▸ What is needed
Reproduce the listing below exactly, minus its pictures.

(Dataset entries on figures)
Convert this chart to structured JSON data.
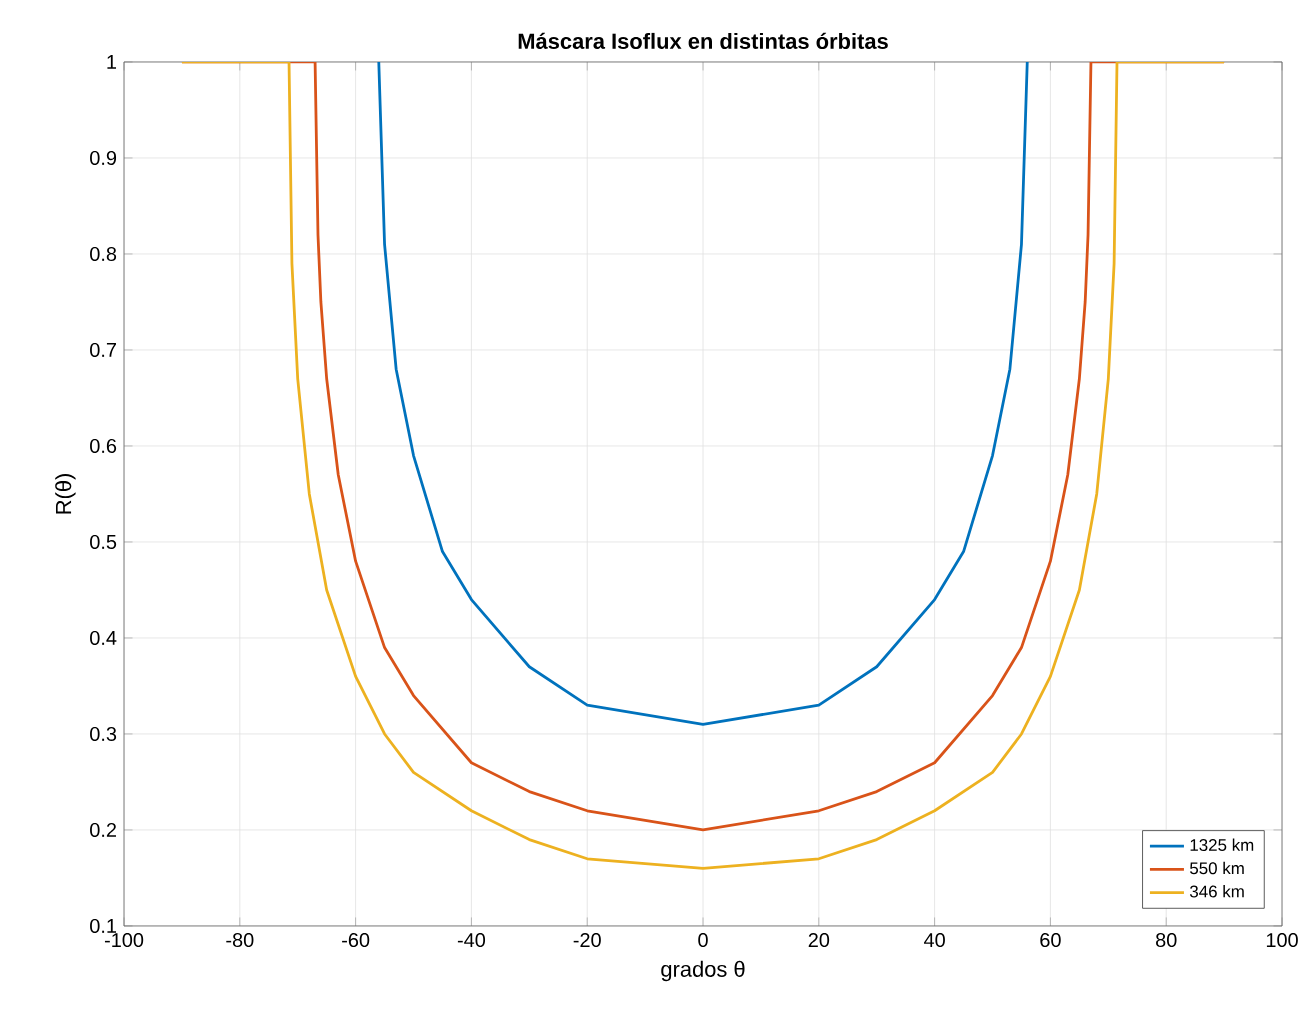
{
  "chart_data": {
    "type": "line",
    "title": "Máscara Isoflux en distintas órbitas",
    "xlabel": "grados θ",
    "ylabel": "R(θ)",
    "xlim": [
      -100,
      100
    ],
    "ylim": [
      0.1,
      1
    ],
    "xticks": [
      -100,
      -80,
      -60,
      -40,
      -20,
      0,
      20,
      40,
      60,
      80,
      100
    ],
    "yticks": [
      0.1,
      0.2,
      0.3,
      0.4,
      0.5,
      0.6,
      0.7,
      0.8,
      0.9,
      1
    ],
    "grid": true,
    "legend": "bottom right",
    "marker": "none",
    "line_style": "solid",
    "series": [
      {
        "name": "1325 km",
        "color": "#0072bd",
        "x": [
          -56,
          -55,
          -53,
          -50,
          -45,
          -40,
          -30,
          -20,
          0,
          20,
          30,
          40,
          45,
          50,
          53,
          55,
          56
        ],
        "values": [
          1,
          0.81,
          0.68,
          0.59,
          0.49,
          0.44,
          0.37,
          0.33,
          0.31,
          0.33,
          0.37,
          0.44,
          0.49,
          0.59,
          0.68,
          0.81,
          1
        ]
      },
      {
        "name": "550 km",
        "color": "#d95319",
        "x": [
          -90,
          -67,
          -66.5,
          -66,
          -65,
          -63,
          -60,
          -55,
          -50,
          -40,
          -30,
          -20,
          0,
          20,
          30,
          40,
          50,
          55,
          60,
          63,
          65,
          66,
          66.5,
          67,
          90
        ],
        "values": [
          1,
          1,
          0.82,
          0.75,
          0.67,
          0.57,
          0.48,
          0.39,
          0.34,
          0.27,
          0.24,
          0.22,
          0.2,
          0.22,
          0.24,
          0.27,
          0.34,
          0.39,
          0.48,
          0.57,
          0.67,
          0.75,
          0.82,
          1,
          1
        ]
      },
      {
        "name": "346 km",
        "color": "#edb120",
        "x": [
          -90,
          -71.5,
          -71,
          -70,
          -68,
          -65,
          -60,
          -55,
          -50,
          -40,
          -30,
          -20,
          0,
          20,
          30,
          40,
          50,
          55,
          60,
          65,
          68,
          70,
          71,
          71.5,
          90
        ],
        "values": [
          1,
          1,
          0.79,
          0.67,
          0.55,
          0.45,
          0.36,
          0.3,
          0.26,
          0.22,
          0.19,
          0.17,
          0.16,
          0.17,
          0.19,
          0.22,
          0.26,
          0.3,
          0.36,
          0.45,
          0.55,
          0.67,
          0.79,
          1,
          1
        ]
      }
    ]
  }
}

▸ Solution to the problem
Convert this chart to structured JSON data.
{
  "chart_data": {
    "type": "line",
    "title": "Máscara Isoflux en distintas órbitas",
    "xlabel": "grados θ",
    "ylabel": "R(θ)",
    "xlim": [
      -100,
      100
    ],
    "ylim": [
      0.1,
      1
    ],
    "xticks": [
      -100,
      -80,
      -60,
      -40,
      -20,
      0,
      20,
      40,
      60,
      80,
      100
    ],
    "yticks": [
      0.1,
      0.2,
      0.3,
      0.4,
      0.5,
      0.6,
      0.7,
      0.8,
      0.9,
      1
    ],
    "grid": true,
    "legend": "bottom right",
    "marker": "none",
    "line_style": "solid",
    "series": [
      {
        "name": "1325 km",
        "color": "#0072bd",
        "x": [
          -56,
          -55,
          -53,
          -50,
          -45,
          -40,
          -30,
          -20,
          0,
          20,
          30,
          40,
          45,
          50,
          53,
          55,
          56
        ],
        "values": [
          1,
          0.81,
          0.68,
          0.59,
          0.49,
          0.44,
          0.37,
          0.33,
          0.31,
          0.33,
          0.37,
          0.44,
          0.49,
          0.59,
          0.68,
          0.81,
          1
        ]
      },
      {
        "name": "550 km",
        "color": "#d95319",
        "x": [
          -90,
          -67,
          -66.5,
          -66,
          -65,
          -63,
          -60,
          -55,
          -50,
          -40,
          -30,
          -20,
          0,
          20,
          30,
          40,
          50,
          55,
          60,
          63,
          65,
          66,
          66.5,
          67,
          90
        ],
        "values": [
          1,
          1,
          0.82,
          0.75,
          0.67,
          0.57,
          0.48,
          0.39,
          0.34,
          0.27,
          0.24,
          0.22,
          0.2,
          0.22,
          0.24,
          0.27,
          0.34,
          0.39,
          0.48,
          0.57,
          0.67,
          0.75,
          0.82,
          1,
          1
        ]
      },
      {
        "name": "346 km",
        "color": "#edb120",
        "x": [
          -90,
          -71.5,
          -71,
          -70,
          -68,
          -65,
          -60,
          -55,
          -50,
          -40,
          -30,
          -20,
          0,
          20,
          30,
          40,
          50,
          55,
          60,
          65,
          68,
          70,
          71,
          71.5,
          90
        ],
        "values": [
          1,
          1,
          0.79,
          0.67,
          0.55,
          0.45,
          0.36,
          0.3,
          0.26,
          0.22,
          0.19,
          0.17,
          0.16,
          0.17,
          0.19,
          0.22,
          0.26,
          0.3,
          0.36,
          0.45,
          0.55,
          0.67,
          0.79,
          1,
          1
        ]
      }
    ]
  }
}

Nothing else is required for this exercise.